### Task
Copy out, from the data below, each line in which the word "does" occurs.

### Task input
· · ·
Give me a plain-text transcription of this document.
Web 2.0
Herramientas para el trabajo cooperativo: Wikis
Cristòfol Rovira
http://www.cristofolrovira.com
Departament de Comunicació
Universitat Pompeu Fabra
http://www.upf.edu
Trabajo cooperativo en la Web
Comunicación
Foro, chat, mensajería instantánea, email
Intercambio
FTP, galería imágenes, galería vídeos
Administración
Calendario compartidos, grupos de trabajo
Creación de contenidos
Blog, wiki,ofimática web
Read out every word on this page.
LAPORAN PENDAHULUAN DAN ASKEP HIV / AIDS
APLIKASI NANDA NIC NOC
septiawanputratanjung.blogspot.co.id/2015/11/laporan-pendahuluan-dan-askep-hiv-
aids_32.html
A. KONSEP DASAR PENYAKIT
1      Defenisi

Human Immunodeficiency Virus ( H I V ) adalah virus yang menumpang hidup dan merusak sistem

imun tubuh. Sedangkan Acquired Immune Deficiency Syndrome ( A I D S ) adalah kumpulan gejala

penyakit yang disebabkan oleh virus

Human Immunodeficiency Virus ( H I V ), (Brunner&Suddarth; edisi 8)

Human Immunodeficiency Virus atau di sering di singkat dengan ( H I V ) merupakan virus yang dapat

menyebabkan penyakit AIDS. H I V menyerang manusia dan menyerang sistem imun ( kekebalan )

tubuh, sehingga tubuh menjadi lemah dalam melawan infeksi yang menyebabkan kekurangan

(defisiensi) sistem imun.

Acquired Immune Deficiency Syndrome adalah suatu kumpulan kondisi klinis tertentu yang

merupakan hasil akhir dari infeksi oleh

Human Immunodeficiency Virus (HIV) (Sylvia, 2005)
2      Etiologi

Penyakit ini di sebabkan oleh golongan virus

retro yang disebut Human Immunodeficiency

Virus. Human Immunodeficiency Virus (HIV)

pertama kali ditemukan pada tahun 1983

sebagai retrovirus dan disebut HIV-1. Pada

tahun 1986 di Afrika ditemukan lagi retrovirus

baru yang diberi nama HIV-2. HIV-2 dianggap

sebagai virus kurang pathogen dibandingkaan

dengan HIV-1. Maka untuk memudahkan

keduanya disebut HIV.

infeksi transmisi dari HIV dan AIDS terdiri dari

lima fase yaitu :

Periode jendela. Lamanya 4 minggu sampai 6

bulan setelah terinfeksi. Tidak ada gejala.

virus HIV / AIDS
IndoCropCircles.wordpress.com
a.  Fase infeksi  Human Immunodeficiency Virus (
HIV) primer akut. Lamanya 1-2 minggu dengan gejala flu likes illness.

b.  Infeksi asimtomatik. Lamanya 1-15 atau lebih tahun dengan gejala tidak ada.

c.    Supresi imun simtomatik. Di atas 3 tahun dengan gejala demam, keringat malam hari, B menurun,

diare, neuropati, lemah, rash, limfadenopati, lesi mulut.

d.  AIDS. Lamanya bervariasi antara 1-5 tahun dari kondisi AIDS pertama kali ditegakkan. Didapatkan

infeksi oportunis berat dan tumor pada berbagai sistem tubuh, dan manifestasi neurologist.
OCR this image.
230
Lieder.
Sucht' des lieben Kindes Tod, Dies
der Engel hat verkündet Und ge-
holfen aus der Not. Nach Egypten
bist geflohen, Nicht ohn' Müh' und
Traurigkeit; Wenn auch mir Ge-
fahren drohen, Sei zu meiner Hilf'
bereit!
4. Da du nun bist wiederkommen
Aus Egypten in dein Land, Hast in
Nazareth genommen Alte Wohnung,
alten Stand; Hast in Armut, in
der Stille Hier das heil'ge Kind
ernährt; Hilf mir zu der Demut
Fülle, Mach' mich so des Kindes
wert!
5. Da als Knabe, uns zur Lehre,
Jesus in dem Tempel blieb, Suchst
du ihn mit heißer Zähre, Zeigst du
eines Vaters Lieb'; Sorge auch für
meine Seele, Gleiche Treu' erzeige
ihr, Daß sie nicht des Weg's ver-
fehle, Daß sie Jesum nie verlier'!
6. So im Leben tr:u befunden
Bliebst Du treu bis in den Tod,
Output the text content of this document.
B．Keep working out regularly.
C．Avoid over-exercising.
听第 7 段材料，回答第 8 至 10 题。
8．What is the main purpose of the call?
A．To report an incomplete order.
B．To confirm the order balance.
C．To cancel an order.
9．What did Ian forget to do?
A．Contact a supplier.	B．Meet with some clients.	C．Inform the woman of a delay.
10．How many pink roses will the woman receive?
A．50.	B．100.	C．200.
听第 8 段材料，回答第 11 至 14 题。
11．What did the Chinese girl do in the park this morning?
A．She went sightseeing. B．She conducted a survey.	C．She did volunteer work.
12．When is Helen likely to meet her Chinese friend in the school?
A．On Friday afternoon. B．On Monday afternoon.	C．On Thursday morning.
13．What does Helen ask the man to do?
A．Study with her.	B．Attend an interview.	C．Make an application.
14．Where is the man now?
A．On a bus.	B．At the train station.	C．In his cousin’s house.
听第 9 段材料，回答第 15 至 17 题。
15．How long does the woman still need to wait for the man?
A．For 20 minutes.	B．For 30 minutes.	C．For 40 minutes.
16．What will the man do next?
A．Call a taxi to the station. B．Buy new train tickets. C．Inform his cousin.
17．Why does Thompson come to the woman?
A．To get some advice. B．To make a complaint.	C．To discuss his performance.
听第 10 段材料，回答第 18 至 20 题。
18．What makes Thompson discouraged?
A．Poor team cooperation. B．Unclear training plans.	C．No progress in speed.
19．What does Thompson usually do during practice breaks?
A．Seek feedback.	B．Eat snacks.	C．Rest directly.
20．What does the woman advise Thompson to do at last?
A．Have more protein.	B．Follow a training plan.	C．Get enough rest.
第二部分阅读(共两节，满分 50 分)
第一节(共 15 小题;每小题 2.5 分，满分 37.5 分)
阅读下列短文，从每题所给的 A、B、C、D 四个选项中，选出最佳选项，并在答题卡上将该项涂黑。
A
· · ·
### Response to the exercise
13．What does Helen ask the man to do?
15．How long does the woman still need to wait for the man?
17．Why does Thompson come to the woman?
19．What does Thompson usually do during practice breaks?
20．What does the woman advise Thompson to do at last?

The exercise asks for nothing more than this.